[INFORMATION PROVIDED]

***

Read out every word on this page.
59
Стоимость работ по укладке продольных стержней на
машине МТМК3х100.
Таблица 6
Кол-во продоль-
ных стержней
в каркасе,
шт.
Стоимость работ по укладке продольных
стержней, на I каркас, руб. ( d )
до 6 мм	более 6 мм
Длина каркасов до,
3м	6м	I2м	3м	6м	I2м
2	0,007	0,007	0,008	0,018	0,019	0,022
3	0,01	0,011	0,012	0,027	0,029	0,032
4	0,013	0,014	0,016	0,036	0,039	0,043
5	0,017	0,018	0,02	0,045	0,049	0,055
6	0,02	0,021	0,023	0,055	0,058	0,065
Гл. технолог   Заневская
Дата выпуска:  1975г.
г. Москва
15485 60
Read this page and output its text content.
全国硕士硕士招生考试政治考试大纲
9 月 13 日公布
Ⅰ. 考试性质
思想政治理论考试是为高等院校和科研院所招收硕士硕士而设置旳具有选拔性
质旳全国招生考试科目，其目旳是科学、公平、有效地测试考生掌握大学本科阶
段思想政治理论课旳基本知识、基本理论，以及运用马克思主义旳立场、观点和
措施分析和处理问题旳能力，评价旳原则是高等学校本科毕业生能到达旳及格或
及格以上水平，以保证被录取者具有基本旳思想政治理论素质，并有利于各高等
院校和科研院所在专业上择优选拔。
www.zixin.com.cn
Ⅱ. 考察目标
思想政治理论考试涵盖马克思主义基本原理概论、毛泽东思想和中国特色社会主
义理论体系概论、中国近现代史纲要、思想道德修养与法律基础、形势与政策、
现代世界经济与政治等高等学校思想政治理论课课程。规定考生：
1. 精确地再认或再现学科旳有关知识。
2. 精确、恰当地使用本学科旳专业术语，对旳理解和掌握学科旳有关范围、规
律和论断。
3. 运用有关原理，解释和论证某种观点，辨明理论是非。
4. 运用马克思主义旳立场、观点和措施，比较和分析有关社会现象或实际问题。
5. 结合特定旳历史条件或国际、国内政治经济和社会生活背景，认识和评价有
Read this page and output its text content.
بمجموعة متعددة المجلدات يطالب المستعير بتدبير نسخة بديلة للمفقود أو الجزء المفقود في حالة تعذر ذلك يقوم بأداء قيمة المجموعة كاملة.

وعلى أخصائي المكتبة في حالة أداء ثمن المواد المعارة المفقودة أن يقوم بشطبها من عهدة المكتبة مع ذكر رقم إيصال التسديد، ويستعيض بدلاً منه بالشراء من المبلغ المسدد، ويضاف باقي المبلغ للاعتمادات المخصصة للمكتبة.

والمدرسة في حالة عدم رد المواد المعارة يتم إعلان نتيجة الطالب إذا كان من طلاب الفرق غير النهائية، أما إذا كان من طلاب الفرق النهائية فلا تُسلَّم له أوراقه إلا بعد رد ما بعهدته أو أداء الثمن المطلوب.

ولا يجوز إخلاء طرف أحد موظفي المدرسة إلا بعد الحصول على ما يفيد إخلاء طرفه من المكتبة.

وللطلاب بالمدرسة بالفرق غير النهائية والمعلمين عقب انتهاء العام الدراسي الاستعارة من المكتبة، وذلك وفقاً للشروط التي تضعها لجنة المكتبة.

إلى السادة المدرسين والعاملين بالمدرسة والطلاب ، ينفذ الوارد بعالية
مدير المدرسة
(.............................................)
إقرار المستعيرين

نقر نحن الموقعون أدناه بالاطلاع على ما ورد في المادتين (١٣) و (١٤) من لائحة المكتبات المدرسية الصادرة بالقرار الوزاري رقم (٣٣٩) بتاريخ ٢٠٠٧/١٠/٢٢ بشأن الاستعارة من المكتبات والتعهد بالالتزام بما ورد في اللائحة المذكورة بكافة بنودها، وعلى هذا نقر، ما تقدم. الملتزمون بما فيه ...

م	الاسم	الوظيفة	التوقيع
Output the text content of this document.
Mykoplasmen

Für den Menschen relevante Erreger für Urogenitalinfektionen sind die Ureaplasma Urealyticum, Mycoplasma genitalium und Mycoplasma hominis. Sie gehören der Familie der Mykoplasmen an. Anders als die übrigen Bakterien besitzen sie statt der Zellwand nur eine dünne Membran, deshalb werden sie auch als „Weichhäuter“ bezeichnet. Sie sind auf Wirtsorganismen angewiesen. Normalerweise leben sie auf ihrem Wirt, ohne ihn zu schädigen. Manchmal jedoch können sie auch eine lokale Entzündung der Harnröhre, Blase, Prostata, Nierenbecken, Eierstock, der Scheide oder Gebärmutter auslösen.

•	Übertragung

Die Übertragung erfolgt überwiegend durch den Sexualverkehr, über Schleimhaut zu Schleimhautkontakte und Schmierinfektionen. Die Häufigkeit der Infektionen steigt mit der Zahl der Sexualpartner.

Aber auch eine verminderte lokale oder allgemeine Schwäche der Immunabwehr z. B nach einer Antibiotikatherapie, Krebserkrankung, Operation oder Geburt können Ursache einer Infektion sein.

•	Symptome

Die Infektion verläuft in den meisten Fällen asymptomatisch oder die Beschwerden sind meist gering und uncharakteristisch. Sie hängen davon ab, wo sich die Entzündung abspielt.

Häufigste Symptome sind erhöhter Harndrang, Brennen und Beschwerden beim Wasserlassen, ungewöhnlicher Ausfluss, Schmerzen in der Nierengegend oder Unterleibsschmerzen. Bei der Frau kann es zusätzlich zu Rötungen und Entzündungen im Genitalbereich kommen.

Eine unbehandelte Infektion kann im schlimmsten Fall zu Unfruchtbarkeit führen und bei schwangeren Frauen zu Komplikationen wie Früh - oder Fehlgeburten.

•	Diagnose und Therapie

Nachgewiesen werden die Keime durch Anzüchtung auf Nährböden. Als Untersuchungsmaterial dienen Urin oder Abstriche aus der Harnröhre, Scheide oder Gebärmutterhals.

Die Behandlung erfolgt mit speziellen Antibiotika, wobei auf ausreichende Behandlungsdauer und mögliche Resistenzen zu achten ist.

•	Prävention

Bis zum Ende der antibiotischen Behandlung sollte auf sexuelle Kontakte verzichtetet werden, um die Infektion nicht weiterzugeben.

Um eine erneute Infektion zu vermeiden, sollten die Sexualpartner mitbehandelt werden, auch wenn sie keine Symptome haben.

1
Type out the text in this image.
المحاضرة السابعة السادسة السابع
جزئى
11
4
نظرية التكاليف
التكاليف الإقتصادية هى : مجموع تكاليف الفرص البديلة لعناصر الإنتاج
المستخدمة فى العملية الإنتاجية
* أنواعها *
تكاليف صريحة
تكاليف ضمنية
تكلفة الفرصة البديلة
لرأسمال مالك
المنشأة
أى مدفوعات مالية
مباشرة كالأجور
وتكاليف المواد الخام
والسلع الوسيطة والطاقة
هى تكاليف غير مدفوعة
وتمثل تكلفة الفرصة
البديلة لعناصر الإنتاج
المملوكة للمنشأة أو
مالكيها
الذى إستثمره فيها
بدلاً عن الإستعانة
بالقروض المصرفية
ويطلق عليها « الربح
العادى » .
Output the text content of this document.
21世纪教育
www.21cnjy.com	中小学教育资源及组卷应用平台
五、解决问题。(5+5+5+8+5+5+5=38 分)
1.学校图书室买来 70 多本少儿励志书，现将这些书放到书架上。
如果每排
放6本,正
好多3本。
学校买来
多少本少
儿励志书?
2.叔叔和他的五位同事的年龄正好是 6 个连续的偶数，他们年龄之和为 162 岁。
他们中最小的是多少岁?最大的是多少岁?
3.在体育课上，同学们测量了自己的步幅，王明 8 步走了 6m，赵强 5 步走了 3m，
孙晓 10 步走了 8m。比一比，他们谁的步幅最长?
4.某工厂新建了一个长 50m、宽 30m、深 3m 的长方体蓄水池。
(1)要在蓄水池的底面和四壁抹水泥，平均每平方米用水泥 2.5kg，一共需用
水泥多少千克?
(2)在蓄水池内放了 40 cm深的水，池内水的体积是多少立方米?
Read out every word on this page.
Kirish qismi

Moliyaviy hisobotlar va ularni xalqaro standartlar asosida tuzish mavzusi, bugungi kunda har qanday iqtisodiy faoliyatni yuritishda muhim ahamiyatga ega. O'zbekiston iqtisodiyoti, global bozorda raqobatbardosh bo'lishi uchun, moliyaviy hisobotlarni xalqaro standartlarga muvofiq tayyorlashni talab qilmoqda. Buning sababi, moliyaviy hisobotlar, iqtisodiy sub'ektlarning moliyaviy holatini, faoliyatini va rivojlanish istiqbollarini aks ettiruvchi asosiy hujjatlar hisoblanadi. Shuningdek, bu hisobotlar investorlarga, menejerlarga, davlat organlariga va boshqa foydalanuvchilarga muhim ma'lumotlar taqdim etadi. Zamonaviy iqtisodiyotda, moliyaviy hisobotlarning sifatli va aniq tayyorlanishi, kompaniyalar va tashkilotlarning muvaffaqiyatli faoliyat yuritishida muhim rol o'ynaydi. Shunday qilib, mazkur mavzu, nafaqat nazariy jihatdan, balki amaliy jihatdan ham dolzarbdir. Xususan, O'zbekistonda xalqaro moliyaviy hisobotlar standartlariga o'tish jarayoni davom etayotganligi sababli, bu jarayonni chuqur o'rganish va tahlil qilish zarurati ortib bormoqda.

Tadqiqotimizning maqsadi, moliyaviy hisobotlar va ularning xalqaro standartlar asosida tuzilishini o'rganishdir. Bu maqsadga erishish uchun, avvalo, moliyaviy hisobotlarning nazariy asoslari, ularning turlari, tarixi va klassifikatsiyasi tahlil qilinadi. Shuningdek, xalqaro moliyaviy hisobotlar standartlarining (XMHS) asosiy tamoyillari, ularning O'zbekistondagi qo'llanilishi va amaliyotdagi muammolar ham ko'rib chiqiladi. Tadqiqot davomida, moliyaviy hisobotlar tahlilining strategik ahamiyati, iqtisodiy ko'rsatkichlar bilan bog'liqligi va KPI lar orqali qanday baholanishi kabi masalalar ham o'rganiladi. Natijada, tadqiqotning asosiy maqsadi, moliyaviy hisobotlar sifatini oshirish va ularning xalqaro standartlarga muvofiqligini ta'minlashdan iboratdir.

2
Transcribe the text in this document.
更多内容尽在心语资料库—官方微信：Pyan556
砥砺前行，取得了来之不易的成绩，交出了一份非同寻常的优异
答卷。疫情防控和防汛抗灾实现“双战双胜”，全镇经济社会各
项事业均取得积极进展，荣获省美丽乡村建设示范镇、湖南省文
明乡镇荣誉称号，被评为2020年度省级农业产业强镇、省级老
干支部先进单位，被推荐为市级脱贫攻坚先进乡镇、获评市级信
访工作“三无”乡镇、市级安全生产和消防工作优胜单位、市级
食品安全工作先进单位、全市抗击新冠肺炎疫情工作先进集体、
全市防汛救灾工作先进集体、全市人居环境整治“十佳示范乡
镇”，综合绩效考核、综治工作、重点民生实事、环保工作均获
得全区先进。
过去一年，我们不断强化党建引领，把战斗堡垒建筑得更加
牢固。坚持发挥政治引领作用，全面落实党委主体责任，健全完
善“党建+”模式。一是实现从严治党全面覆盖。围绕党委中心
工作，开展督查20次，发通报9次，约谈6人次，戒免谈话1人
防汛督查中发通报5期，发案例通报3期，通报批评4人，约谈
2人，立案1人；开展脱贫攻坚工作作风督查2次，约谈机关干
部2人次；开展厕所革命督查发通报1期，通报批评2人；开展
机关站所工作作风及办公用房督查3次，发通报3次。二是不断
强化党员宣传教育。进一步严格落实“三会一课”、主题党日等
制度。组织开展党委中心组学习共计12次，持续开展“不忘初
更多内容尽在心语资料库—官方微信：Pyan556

***

How many of the lines above hold "التكاليف"? Answer with only the number.

2